Available records:

◆ ◆ ◆

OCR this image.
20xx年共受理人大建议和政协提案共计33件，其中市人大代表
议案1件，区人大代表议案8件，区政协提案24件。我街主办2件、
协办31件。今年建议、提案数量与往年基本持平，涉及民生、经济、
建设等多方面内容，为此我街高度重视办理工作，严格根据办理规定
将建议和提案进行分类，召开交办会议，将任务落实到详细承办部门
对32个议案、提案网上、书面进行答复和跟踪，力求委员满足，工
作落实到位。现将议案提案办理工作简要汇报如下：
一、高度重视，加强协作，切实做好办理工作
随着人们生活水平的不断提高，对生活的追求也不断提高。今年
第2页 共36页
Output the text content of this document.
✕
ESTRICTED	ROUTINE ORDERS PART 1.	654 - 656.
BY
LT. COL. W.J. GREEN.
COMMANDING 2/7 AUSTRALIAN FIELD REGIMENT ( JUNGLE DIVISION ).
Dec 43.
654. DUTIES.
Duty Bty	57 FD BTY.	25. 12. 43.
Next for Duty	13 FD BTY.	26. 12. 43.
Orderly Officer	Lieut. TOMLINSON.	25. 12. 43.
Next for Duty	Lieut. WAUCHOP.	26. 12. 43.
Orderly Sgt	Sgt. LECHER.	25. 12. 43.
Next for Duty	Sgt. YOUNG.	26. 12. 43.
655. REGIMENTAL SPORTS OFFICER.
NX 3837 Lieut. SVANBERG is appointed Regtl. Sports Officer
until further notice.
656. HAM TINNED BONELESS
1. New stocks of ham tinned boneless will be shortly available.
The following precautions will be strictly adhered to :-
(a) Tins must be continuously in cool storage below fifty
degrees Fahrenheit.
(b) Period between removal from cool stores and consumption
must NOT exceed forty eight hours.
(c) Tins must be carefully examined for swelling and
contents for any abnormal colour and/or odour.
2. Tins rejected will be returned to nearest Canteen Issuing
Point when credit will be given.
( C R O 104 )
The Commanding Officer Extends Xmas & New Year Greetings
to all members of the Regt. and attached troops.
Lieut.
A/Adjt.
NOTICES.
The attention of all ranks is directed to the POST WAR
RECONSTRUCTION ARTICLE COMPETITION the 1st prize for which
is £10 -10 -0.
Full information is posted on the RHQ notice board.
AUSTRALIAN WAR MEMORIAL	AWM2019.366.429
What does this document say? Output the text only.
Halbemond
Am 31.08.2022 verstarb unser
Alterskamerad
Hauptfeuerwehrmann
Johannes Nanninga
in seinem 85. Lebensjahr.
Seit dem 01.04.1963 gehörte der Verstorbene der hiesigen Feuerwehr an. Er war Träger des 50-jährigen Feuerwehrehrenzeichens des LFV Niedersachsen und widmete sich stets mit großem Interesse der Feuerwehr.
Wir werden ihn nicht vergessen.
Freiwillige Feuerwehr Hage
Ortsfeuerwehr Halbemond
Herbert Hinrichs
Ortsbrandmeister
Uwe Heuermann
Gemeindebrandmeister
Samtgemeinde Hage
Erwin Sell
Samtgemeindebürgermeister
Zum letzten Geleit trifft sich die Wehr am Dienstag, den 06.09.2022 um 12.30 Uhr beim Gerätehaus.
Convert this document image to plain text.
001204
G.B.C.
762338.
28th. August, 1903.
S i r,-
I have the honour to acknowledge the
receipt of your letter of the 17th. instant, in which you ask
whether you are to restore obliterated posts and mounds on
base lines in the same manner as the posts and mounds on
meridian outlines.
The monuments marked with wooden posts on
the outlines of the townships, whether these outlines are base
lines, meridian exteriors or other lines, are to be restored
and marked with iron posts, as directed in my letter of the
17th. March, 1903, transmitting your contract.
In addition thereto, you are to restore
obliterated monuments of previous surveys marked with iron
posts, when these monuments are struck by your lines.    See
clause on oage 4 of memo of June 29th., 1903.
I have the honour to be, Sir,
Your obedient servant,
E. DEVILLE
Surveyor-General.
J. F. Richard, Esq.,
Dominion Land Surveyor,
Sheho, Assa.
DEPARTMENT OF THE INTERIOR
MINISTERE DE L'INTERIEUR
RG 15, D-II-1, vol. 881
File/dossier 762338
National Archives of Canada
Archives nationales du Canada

◆ ◆ ◆

What the task asks:
Set down the material above again, word for word.

Final result:
OCR this image.
20xx年共受理人大建议和政协提案共计33件，其中市人大代表
议案1件，区人大代表议案8件，区政协提案24件。我街主办2件、
协办31件。今年建议、提案数量与往年基本持平，涉及民生、经济、
建设等多方面内容，为此我街高度重视办理工作，严格根据办理规定
将建议和提案进行分类，召开交办会议，将任务落实到详细承办部门
对32个议案、提案网上、书面进行答复和跟踪，力求委员满足，工
作落实到位。现将议案提案办理工作简要汇报如下：
一、高度重视，加强协作，切实做好办理工作
随着人们生活水平的不断提高，对生活的追求也不断提高。今年
第2页 共36页
Output the text content of this document.
✕
ESTRICTED	ROUTINE ORDERS PART 1.	654 - 656.
BY
LT. COL. W.J. GREEN.
COMMANDING 2/7 AUSTRALIAN FIELD REGIMENT ( JUNGLE DIVISION ).
Dec 43.
654. DUTIES.
Duty Bty	57 FD BTY.	25. 12. 43.
Next for Duty	13 FD BTY.	26. 12. 43.
Orderly Officer	Lieut. TOMLINSON.	25. 12. 43.
Next for Duty	Lieut. WAUCHOP.	26. 12. 43.
Orderly Sgt	Sgt. LECHER.	25. 12. 43.
Next for Duty	Sgt. YOUNG.	26. 12. 43.
655. REGIMENTAL SPORTS OFFICER.
NX 3837 Lieut. SVANBERG is appointed Regtl. Sports Officer
until further notice.
656. HAM TINNED BONELESS
1. New stocks of ham tinned boneless will be shortly available.
The following precautions will be strictly adhered to :-
(a) Tins must be continuously in cool storage below fifty
degrees Fahrenheit.
(b) Period between removal from cool stores and consumption
must NOT exceed forty eight hours.
(c) Tins must be carefully examined for swelling and
contents for any abnormal colour and/or odour.
2. Tins rejected will be returned to nearest Canteen Issuing
Point when credit will be given.
( C R O 104 )
The Commanding Officer Extends Xmas & New Year Greetings
to all members of the Regt. and attached troops.
Lieut.
A/Adjt.
NOTICES.
The attention of all ranks is directed to the POST WAR
RECONSTRUCTION ARTICLE COMPETITION the 1st prize for which
is £10 -10 -0.
Full information is posted on the RHQ notice board.
AUSTRALIAN WAR MEMORIAL	AWM2019.366.429
What does this document say? Output the text only.
Halbemond
Am 31.08.2022 verstarb unser
Alterskamerad
Hauptfeuerwehrmann
Johannes Nanninga
in seinem 85. Lebensjahr.
Seit dem 01.04.1963 gehörte der Verstorbene der hiesigen Feuerwehr an. Er war Träger des 50-jährigen Feuerwehrehrenzeichens des LFV Niedersachsen und widmete sich stets mit großem Interesse der Feuerwehr.
Wir werden ihn nicht vergessen.
Freiwillige Feuerwehr Hage
Ortsfeuerwehr Halbemond
Herbert Hinrichs
Ortsbrandmeister
Uwe Heuermann
Gemeindebrandmeister
Samtgemeinde Hage
Erwin Sell
Samtgemeindebürgermeister
Zum letzten Geleit trifft sich die Wehr am Dienstag, den 06.09.2022 um 12.30 Uhr beim Gerätehaus.
Convert this document image to plain text.
001204
G.B.C.
762338.
28th. August, 1903.
S i r,-
I have the honour to acknowledge the
receipt of your letter of the 17th. instant, in which you ask
whether you are to restore obliterated posts and mounds on
base lines in the same manner as the posts and mounds on
meridian outlines.
The monuments marked with wooden posts on
the outlines of the townships, whether these outlines are base
lines, meridian exteriors or other lines, are to be restored
and marked with iron posts, as directed in my letter of the
17th. March, 1903, transmitting your contract.
In addition thereto, you are to restore
obliterated monuments of previous surveys marked with iron
posts, when these monuments are struck by your lines.    See
clause on oage 4 of memo of June 29th., 1903.
I have the honour to be, Sir,
Your obedient servant,
E. DEVILLE
Surveyor-General.
J. F. Richard, Esq.,
Dominion Land Surveyor,
Sheho, Assa.
DEPARTMENT OF THE INTERIOR
MINISTERE DE L'INTERIEUR
RG 15, D-II-1, vol. 881
File/dossier 762338
National Archives of Canada
Archives nationales du Canada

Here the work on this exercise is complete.